Task description:
Give only the number of lines where "name" occurs.

Record excerpts:
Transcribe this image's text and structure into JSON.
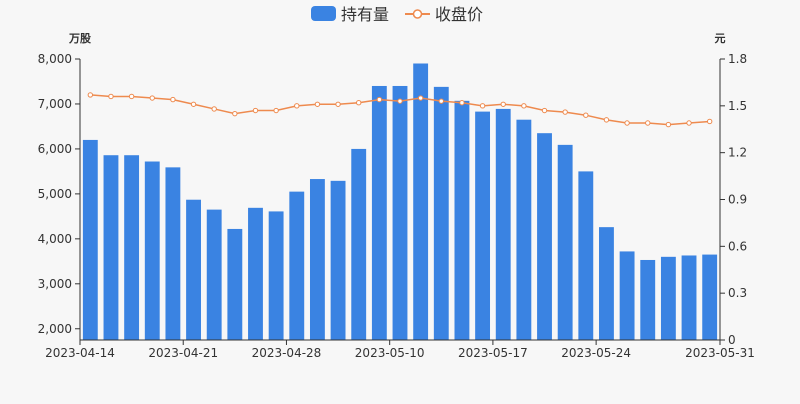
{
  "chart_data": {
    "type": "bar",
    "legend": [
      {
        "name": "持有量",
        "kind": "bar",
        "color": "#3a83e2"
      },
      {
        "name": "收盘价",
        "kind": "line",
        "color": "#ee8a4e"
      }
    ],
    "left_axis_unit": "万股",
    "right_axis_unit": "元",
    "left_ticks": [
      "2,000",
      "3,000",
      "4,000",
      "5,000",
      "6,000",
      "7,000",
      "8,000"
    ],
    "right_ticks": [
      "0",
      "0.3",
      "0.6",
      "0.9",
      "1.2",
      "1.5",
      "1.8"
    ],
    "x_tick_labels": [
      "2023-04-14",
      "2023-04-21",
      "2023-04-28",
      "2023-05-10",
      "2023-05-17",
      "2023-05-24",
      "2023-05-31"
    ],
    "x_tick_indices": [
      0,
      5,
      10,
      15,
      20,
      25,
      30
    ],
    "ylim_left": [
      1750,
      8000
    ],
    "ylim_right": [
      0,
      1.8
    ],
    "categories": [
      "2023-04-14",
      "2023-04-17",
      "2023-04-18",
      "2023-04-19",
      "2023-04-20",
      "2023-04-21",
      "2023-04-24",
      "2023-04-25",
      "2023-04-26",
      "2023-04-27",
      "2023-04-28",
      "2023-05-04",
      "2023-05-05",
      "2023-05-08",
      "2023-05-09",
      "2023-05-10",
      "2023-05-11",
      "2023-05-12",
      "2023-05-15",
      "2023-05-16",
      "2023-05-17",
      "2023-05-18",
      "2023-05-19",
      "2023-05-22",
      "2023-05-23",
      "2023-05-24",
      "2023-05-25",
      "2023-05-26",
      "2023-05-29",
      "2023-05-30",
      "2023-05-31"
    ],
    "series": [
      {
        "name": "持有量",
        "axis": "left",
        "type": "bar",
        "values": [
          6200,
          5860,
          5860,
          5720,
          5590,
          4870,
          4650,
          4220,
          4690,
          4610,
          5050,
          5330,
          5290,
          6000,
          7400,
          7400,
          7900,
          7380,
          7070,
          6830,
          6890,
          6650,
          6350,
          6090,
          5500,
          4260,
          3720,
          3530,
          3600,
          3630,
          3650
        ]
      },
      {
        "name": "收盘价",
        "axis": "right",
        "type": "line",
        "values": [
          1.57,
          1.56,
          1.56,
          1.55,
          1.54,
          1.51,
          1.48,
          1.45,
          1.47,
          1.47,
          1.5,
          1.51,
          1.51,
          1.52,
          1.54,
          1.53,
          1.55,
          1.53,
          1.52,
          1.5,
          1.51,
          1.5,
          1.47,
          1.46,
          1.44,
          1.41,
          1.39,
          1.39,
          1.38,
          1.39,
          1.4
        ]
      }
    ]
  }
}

==

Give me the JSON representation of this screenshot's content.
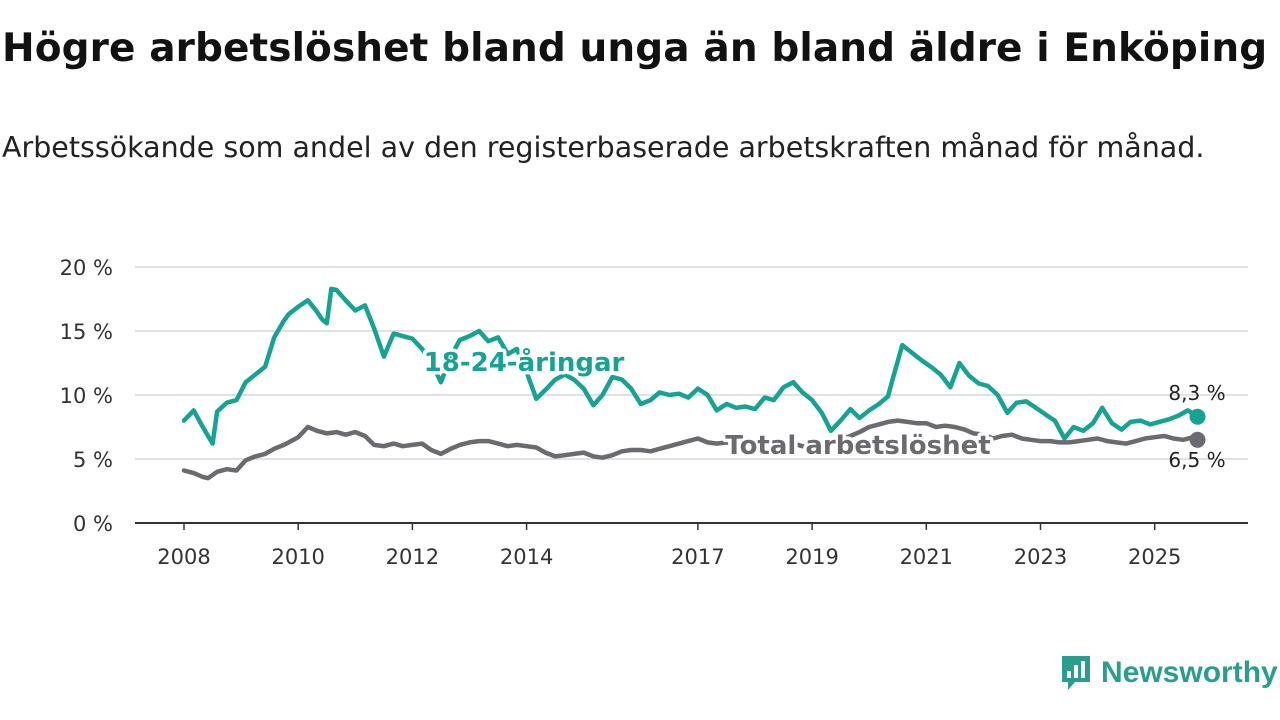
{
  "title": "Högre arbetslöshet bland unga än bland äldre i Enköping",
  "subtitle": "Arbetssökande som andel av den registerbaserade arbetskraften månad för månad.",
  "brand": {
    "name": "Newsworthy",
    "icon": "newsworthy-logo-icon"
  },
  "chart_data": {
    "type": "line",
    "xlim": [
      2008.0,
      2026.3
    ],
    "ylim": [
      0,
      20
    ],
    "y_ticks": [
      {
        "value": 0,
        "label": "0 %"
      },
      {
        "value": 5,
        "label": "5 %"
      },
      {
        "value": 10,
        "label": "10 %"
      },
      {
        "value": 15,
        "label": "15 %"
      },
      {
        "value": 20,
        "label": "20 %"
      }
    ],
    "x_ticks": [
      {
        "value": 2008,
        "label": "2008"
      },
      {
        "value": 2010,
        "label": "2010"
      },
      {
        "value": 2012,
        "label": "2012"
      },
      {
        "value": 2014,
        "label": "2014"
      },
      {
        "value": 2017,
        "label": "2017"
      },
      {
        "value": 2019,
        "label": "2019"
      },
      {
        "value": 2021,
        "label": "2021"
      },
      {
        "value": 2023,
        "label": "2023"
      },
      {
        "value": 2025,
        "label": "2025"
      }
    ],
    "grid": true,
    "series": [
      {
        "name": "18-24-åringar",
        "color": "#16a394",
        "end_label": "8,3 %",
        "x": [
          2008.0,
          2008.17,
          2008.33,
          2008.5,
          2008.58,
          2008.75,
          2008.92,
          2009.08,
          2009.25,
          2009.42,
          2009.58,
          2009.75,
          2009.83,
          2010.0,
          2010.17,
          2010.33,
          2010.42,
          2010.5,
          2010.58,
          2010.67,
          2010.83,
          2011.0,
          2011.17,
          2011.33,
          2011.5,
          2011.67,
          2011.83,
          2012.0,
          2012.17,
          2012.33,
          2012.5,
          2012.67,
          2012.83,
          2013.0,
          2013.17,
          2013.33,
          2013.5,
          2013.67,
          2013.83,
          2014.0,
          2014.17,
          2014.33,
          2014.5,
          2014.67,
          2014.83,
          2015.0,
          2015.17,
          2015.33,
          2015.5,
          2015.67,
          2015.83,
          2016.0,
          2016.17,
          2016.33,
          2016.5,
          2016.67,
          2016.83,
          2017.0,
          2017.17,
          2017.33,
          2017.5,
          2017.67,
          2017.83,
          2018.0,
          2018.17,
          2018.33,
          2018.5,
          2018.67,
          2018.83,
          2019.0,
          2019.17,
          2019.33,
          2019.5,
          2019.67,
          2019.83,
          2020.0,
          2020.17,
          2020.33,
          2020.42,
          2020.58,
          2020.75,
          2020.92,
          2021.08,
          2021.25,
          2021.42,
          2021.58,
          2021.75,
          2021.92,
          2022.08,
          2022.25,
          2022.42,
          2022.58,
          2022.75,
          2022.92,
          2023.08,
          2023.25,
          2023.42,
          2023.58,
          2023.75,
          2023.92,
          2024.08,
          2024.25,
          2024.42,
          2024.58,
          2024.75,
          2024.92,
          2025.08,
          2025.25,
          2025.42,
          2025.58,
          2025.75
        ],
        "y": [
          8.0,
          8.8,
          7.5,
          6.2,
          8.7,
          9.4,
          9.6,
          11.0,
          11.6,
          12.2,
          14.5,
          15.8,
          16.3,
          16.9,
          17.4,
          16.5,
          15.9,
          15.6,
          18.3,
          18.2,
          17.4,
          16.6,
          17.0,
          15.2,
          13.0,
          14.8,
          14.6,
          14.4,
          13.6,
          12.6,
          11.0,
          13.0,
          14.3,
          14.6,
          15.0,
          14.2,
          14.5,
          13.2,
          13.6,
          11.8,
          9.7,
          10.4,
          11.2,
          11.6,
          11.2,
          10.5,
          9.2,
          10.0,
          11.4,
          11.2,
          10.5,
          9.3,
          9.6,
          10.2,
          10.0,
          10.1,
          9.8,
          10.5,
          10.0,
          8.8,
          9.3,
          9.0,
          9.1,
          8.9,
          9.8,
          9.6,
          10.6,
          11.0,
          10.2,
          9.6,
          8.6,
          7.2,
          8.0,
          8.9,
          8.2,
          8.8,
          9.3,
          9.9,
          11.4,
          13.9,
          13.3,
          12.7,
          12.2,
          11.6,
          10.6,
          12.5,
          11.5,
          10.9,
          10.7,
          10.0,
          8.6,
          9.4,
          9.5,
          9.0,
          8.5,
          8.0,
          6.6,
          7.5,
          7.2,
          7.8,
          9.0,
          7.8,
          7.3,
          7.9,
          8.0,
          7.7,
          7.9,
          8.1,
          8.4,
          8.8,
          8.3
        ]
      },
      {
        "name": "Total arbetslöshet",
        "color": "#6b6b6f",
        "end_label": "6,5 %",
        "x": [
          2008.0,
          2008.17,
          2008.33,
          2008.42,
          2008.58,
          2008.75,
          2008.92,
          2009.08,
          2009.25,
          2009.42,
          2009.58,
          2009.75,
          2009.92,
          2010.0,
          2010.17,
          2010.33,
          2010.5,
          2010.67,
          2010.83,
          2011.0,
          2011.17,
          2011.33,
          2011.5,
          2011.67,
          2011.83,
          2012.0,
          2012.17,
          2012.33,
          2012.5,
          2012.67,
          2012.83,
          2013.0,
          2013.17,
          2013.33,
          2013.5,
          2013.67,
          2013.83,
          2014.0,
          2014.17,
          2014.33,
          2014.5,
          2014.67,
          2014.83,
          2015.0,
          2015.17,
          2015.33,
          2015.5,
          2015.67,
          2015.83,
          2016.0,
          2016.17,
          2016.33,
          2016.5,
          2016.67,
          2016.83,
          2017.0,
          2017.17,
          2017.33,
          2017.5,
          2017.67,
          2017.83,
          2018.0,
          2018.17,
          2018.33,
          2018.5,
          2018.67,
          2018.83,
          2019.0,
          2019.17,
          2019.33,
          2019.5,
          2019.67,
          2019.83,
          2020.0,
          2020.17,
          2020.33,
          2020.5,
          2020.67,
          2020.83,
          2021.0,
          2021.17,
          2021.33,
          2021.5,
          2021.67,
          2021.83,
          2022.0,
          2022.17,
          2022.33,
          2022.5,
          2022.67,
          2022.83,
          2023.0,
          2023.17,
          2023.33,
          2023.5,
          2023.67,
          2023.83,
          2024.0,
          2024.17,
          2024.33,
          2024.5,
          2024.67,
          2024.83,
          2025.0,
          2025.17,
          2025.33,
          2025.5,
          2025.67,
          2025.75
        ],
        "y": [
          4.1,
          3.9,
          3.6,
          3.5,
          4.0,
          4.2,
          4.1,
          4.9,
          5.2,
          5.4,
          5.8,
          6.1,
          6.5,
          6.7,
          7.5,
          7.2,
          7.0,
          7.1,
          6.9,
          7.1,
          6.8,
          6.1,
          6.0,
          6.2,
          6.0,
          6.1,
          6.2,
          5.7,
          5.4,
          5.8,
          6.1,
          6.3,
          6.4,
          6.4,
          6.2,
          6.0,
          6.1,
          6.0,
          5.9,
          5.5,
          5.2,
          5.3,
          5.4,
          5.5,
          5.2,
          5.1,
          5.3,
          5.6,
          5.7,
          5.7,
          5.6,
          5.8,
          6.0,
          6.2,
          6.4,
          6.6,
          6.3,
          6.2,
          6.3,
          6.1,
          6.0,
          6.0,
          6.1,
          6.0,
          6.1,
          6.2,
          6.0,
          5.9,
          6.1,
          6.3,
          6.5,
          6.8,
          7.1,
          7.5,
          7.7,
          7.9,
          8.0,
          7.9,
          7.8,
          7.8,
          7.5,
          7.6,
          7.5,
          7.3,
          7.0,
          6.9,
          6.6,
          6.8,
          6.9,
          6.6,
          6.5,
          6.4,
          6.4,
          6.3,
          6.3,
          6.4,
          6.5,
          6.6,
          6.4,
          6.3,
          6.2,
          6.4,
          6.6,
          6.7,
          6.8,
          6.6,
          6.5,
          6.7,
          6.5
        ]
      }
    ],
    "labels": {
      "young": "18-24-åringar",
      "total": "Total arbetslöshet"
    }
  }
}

...

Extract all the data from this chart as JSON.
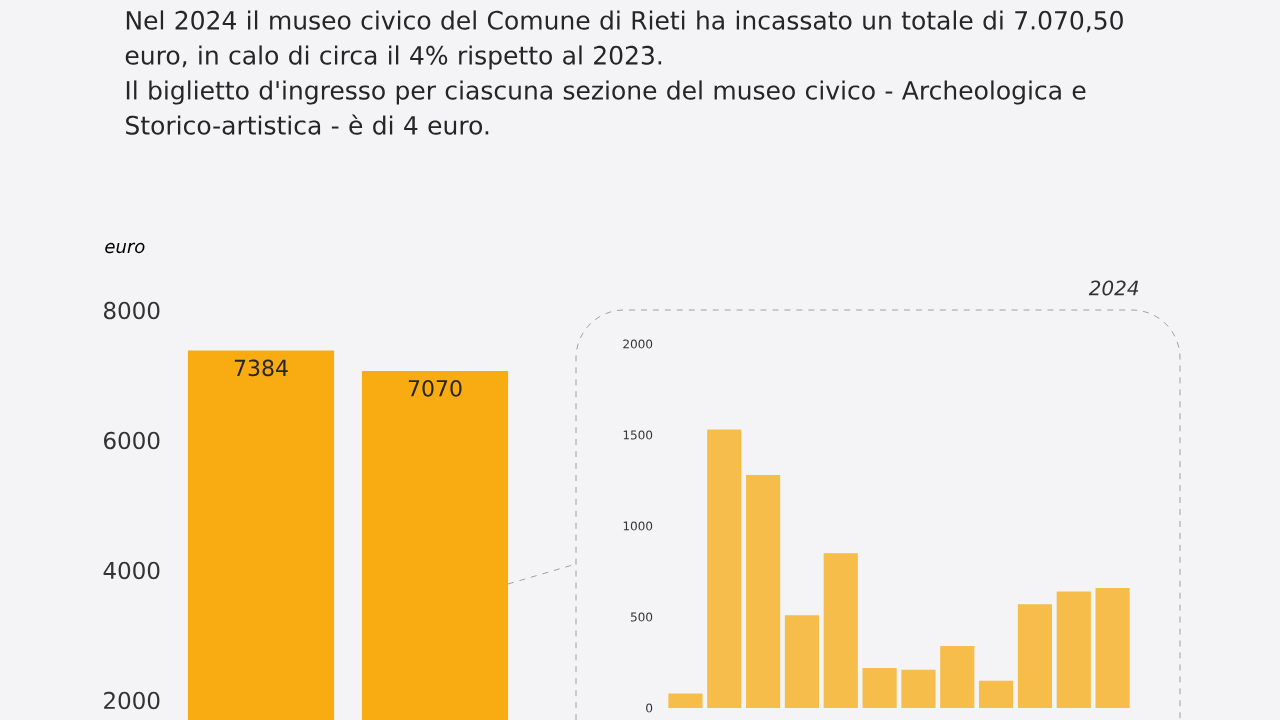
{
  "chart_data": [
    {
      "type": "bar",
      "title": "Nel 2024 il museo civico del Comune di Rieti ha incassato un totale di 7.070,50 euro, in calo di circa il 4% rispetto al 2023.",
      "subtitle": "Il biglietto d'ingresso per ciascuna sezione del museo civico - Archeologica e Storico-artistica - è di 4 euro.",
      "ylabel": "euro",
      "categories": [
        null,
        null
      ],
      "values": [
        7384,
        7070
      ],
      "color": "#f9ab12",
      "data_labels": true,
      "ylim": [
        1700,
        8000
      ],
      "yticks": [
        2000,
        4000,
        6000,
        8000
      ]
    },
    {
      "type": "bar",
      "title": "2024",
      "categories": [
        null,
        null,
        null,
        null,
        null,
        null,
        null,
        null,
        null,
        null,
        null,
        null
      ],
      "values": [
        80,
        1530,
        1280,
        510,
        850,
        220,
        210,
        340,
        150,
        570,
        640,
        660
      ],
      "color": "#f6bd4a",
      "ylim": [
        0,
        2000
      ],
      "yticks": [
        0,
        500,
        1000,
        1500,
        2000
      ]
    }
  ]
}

Result:
7